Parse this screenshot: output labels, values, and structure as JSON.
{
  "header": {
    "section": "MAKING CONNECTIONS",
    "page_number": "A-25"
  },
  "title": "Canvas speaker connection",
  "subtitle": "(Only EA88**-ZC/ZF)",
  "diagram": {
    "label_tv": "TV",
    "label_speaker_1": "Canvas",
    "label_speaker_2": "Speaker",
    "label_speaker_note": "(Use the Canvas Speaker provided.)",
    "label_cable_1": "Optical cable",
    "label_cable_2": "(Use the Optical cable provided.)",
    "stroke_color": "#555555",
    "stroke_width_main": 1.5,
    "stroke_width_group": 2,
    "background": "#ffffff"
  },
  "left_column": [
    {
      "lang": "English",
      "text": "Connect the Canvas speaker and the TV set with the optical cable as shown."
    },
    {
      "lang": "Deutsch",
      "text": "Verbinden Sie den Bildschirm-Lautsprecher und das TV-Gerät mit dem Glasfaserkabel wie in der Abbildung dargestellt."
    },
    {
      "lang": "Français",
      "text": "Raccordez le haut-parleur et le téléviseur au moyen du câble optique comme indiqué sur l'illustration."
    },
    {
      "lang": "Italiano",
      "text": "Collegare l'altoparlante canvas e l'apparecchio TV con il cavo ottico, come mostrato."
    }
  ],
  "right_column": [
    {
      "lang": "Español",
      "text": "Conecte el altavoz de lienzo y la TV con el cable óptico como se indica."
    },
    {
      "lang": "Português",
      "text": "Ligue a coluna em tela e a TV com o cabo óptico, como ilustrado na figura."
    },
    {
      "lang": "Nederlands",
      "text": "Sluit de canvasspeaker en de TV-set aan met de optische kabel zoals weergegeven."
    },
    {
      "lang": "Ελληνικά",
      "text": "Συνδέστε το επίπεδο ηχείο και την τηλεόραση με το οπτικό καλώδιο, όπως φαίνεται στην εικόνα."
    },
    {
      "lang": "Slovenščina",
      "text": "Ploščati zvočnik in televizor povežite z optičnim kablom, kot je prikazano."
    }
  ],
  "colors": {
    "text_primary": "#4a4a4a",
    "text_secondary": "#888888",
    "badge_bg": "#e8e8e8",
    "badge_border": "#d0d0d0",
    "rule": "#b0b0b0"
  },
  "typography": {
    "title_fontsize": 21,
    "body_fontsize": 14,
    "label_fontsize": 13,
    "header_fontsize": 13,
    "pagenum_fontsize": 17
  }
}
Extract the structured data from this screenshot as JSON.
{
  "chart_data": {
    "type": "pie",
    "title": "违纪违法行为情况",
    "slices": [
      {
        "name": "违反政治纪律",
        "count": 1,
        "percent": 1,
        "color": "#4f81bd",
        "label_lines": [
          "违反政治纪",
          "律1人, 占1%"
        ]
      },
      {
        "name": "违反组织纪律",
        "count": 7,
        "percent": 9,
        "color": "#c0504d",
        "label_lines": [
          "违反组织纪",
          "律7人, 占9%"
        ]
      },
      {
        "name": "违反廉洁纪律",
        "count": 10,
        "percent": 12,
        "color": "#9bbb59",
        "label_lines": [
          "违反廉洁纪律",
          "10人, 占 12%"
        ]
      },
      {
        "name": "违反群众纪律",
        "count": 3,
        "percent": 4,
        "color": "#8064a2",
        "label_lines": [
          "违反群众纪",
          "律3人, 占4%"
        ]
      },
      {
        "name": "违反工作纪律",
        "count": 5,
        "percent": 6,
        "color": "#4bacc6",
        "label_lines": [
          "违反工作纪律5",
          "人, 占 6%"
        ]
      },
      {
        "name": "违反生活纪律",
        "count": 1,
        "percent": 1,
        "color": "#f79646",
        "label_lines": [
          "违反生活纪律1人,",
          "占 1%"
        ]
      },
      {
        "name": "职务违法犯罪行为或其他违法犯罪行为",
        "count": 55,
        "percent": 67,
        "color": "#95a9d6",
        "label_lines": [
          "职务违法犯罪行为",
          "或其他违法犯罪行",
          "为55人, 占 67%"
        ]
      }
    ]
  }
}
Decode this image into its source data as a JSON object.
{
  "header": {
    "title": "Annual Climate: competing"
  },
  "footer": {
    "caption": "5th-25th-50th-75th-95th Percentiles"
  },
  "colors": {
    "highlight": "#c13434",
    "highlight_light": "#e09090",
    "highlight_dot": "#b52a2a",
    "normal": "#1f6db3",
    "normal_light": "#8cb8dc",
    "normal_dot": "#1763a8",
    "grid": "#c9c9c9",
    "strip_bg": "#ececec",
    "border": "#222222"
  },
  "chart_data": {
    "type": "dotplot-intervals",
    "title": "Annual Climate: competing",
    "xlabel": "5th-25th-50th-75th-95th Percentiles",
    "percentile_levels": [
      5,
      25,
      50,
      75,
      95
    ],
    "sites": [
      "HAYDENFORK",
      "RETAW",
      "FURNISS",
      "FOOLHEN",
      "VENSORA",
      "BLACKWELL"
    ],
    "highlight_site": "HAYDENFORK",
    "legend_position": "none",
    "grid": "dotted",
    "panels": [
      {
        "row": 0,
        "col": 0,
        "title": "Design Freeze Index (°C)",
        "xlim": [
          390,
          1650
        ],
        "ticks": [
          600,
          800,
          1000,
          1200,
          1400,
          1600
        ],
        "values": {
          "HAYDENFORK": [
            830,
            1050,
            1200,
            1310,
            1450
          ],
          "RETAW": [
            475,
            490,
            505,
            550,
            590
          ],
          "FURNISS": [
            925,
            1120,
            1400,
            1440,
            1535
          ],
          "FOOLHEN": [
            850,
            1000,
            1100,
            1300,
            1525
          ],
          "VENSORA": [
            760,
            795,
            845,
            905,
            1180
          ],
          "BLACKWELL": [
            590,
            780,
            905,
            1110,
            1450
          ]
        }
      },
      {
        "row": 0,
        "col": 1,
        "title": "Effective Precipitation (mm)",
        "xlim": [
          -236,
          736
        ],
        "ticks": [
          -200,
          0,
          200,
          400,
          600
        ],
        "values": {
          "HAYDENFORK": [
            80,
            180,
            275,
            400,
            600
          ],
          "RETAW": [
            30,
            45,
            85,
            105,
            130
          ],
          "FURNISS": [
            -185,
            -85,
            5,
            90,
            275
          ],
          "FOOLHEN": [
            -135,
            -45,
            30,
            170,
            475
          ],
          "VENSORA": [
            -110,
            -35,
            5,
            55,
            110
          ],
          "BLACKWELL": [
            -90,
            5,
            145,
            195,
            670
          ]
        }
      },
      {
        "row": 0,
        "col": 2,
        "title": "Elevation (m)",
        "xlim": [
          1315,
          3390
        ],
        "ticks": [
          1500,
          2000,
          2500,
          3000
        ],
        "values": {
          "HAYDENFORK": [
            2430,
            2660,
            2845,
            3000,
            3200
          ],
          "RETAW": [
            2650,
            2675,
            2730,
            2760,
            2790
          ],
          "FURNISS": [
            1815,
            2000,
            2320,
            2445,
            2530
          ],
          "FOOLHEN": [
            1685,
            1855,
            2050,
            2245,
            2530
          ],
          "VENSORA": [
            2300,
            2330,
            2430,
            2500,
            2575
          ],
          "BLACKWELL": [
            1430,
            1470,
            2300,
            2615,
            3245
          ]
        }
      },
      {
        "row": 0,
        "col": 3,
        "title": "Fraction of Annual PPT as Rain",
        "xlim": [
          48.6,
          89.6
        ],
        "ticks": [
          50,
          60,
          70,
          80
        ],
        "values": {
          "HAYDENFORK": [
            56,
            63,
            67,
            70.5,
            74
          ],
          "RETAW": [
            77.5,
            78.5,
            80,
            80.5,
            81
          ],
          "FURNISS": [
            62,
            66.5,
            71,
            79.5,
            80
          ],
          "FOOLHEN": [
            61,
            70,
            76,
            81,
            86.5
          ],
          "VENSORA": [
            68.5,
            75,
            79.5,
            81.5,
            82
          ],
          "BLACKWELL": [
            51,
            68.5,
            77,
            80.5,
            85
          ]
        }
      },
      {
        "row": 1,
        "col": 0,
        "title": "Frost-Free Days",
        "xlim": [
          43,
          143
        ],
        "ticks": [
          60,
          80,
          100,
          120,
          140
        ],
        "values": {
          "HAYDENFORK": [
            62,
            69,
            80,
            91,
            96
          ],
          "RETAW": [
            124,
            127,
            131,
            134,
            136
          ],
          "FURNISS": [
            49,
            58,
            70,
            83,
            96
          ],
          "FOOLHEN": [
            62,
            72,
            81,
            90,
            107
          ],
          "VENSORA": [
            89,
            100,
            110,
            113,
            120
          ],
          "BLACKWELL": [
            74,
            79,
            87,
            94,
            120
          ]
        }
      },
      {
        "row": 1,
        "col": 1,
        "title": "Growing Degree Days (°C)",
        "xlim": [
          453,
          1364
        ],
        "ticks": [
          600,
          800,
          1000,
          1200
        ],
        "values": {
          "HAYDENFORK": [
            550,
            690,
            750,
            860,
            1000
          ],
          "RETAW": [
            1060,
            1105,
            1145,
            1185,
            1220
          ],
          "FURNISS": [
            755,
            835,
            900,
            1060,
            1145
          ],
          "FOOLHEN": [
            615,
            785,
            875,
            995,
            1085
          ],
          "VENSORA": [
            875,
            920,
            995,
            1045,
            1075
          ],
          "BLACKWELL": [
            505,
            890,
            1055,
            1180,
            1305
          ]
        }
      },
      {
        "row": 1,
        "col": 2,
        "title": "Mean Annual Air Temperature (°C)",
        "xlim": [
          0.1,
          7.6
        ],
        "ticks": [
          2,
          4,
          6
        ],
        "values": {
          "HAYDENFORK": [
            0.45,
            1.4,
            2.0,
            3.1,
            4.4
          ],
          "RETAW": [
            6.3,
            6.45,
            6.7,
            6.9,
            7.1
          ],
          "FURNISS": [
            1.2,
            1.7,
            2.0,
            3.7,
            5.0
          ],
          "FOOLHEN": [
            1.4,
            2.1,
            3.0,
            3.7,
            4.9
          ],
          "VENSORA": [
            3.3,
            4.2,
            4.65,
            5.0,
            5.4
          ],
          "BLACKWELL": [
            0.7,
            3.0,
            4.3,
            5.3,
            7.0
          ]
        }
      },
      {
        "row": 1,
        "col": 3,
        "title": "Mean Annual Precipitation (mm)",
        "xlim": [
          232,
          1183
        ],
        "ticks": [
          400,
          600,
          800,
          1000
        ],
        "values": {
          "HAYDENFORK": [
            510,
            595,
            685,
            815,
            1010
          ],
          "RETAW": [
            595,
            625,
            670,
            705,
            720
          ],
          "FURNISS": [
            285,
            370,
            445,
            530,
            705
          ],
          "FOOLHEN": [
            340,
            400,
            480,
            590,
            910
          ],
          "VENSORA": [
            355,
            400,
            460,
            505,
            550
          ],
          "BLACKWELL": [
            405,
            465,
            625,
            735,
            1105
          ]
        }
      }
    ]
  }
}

┄┄┄┄┄┄┄┄┄┄

▸ YOUR GOAL
Identify and extract each line of the listing that contains "Percentiles".

▸ REPLY
    "caption": "5th-25th-50th-75th-95th Percentiles"
    "xlabel": "5th-25th-50th-75th-95th Percentiles",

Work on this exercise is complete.